** EXERCISE DIRECTIONS **
Restate each of the lines below word for word and drop every picture.

** MATERIAL FOR THE TASK **
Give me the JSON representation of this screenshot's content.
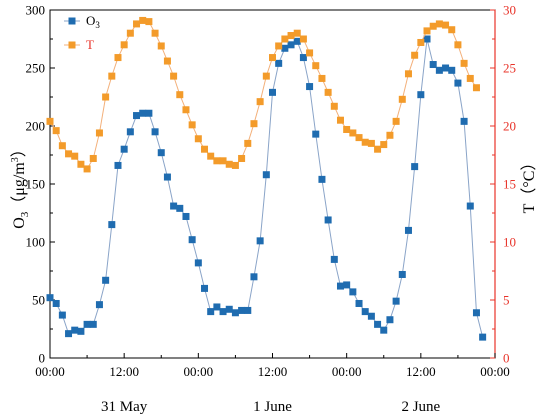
{
  "chart_data": {
    "type": "line",
    "x_unit": "hours",
    "x_ticks": [
      "00:00",
      "12:00",
      "00:00",
      "12:00",
      "00:00",
      "12:00",
      "00:00"
    ],
    "x_tick_values": [
      0,
      12,
      24,
      36,
      48,
      60,
      72
    ],
    "xlim": [
      0,
      72
    ],
    "date_labels": [
      {
        "label": "31 May",
        "x": 12
      },
      {
        "label": "1 June",
        "x": 36
      },
      {
        "label": "2 June",
        "x": 60
      }
    ],
    "y_left": {
      "label_main": "O",
      "label_sub": "3",
      "label_unit_open": "（μg/m",
      "label_unit_sup": "3",
      "label_unit_close": "）",
      "ylim": [
        0,
        300
      ],
      "ticks": [
        "0",
        "50",
        "100",
        "150",
        "200",
        "250",
        "300"
      ],
      "color": "#000000"
    },
    "y_right": {
      "label": "T（°C）",
      "ylim": [
        0,
        30
      ],
      "ticks": [
        "0",
        "5",
        "10",
        "15",
        "20",
        "25",
        "30"
      ],
      "color": "#e8342a"
    },
    "series": [
      {
        "name_main": "O",
        "name_sub": "3",
        "axis": "left",
        "color": "#1f6cb0",
        "x": [
          0,
          1,
          2,
          3,
          4,
          5,
          6,
          7,
          8,
          9,
          10,
          11,
          12,
          13,
          14,
          15,
          16,
          17,
          18,
          19,
          20,
          21,
          22,
          23,
          24,
          25,
          26,
          27,
          28,
          29,
          30,
          31,
          32,
          33,
          34,
          35,
          36,
          37,
          38,
          39,
          40,
          41,
          42,
          43,
          44,
          45,
          46,
          47,
          48,
          49,
          50,
          51,
          52,
          53,
          54,
          55,
          56,
          57,
          58,
          59,
          60,
          61,
          62,
          63,
          64,
          65,
          66,
          67,
          68,
          69,
          70,
          71,
          72
        ],
        "values": [
          52,
          47,
          37,
          21,
          24,
          23,
          29,
          29,
          46,
          67,
          115,
          166,
          180,
          195,
          209,
          211,
          211,
          195,
          177,
          156,
          131,
          129,
          122,
          102,
          82,
          60,
          40,
          44,
          40,
          42,
          39,
          41,
          41,
          70,
          101,
          158,
          229,
          254,
          267,
          270,
          273,
          259,
          234,
          193,
          154,
          119,
          85,
          62,
          63,
          57,
          47,
          40,
          36,
          29,
          24,
          33,
          49,
          72,
          110,
          165,
          227,
          275,
          253,
          248,
          250,
          248,
          237,
          204,
          131,
          39,
          18,
          null,
          null
        ]
      },
      {
        "name": "T",
        "axis": "right",
        "color": "#f39b2a",
        "x": [
          0,
          1,
          2,
          3,
          4,
          5,
          6,
          7,
          8,
          9,
          10,
          11,
          12,
          13,
          14,
          15,
          16,
          17,
          18,
          19,
          20,
          21,
          22,
          23,
          24,
          25,
          26,
          27,
          28,
          29,
          30,
          31,
          32,
          33,
          34,
          35,
          36,
          37,
          38,
          39,
          40,
          41,
          42,
          43,
          44,
          45,
          46,
          47,
          48,
          49,
          50,
          51,
          52,
          53,
          54,
          55,
          56,
          57,
          58,
          59,
          60,
          61,
          62,
          63,
          64,
          65,
          66,
          67,
          68,
          69,
          70,
          71,
          72
        ],
        "values": [
          20.4,
          19.6,
          18.3,
          17.6,
          17.4,
          16.7,
          16.3,
          17.2,
          19.4,
          22.5,
          24.3,
          25.9,
          27.0,
          28.0,
          28.8,
          29.1,
          29.0,
          28.0,
          26.9,
          25.6,
          24.3,
          22.7,
          21.4,
          20.1,
          18.9,
          18.0,
          17.4,
          17.0,
          17.0,
          16.7,
          16.6,
          17.2,
          18.5,
          20.2,
          22.1,
          24.3,
          25.9,
          26.9,
          27.5,
          27.8,
          28.0,
          27.5,
          26.3,
          25.2,
          24.1,
          22.9,
          21.7,
          20.5,
          19.7,
          19.4,
          19.0,
          18.6,
          18.5,
          18.0,
          18.4,
          19.2,
          20.4,
          22.3,
          24.5,
          26.1,
          27.2,
          28.2,
          28.6,
          28.8,
          28.7,
          28.3,
          27.0,
          25.4,
          24.1,
          23.3,
          null,
          null,
          null
        ]
      }
    ],
    "legend_position": "top-left",
    "grid": false
  }
}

** RESPONSE **
Give me the JSON representation of this screenshot's content.
{
  "chart_data": {
    "type": "line",
    "x_unit": "hours",
    "x_ticks": [
      "00:00",
      "12:00",
      "00:00",
      "12:00",
      "00:00",
      "12:00",
      "00:00"
    ],
    "x_tick_values": [
      0,
      12,
      24,
      36,
      48,
      60,
      72
    ],
    "xlim": [
      0,
      72
    ],
    "date_labels": [
      {
        "label": "31 May",
        "x": 12
      },
      {
        "label": "1 June",
        "x": 36
      },
      {
        "label": "2 June",
        "x": 60
      }
    ],
    "y_left": {
      "label_main": "O",
      "label_sub": "3",
      "label_unit_open": "（μg/m",
      "label_unit_sup": "3",
      "label_unit_close": "）",
      "ylim": [
        0,
        300
      ],
      "ticks": [
        "0",
        "50",
        "100",
        "150",
        "200",
        "250",
        "300"
      ],
      "color": "#000000"
    },
    "y_right": {
      "label": "T（°C）",
      "ylim": [
        0,
        30
      ],
      "ticks": [
        "0",
        "5",
        "10",
        "15",
        "20",
        "25",
        "30"
      ],
      "color": "#e8342a"
    },
    "series": [
      {
        "name_main": "O",
        "name_sub": "3",
        "axis": "left",
        "color": "#1f6cb0",
        "x": [
          0,
          1,
          2,
          3,
          4,
          5,
          6,
          7,
          8,
          9,
          10,
          11,
          12,
          13,
          14,
          15,
          16,
          17,
          18,
          19,
          20,
          21,
          22,
          23,
          24,
          25,
          26,
          27,
          28,
          29,
          30,
          31,
          32,
          33,
          34,
          35,
          36,
          37,
          38,
          39,
          40,
          41,
          42,
          43,
          44,
          45,
          46,
          47,
          48,
          49,
          50,
          51,
          52,
          53,
          54,
          55,
          56,
          57,
          58,
          59,
          60,
          61,
          62,
          63,
          64,
          65,
          66,
          67,
          68,
          69,
          70,
          71,
          72
        ],
        "values": [
          52,
          47,
          37,
          21,
          24,
          23,
          29,
          29,
          46,
          67,
          115,
          166,
          180,
          195,
          209,
          211,
          211,
          195,
          177,
          156,
          131,
          129,
          122,
          102,
          82,
          60,
          40,
          44,
          40,
          42,
          39,
          41,
          41,
          70,
          101,
          158,
          229,
          254,
          267,
          270,
          273,
          259,
          234,
          193,
          154,
          119,
          85,
          62,
          63,
          57,
          47,
          40,
          36,
          29,
          24,
          33,
          49,
          72,
          110,
          165,
          227,
          275,
          253,
          248,
          250,
          248,
          237,
          204,
          131,
          39,
          18,
          null,
          null
        ]
      },
      {
        "name": "T",
        "axis": "right",
        "color": "#f39b2a",
        "x": [
          0,
          1,
          2,
          3,
          4,
          5,
          6,
          7,
          8,
          9,
          10,
          11,
          12,
          13,
          14,
          15,
          16,
          17,
          18,
          19,
          20,
          21,
          22,
          23,
          24,
          25,
          26,
          27,
          28,
          29,
          30,
          31,
          32,
          33,
          34,
          35,
          36,
          37,
          38,
          39,
          40,
          41,
          42,
          43,
          44,
          45,
          46,
          47,
          48,
          49,
          50,
          51,
          52,
          53,
          54,
          55,
          56,
          57,
          58,
          59,
          60,
          61,
          62,
          63,
          64,
          65,
          66,
          67,
          68,
          69,
          70,
          71,
          72
        ],
        "values": [
          20.4,
          19.6,
          18.3,
          17.6,
          17.4,
          16.7,
          16.3,
          17.2,
          19.4,
          22.5,
          24.3,
          25.9,
          27.0,
          28.0,
          28.8,
          29.1,
          29.0,
          28.0,
          26.9,
          25.6,
          24.3,
          22.7,
          21.4,
          20.1,
          18.9,
          18.0,
          17.4,
          17.0,
          17.0,
          16.7,
          16.6,
          17.2,
          18.5,
          20.2,
          22.1,
          24.3,
          25.9,
          26.9,
          27.5,
          27.8,
          28.0,
          27.5,
          26.3,
          25.2,
          24.1,
          22.9,
          21.7,
          20.5,
          19.7,
          19.4,
          19.0,
          18.6,
          18.5,
          18.0,
          18.4,
          19.2,
          20.4,
          22.3,
          24.5,
          26.1,
          27.2,
          28.2,
          28.6,
          28.8,
          28.7,
          28.3,
          27.0,
          25.4,
          24.1,
          23.3,
          null,
          null,
          null
        ]
      }
    ],
    "legend_position": "top-left",
    "grid": false
  }
}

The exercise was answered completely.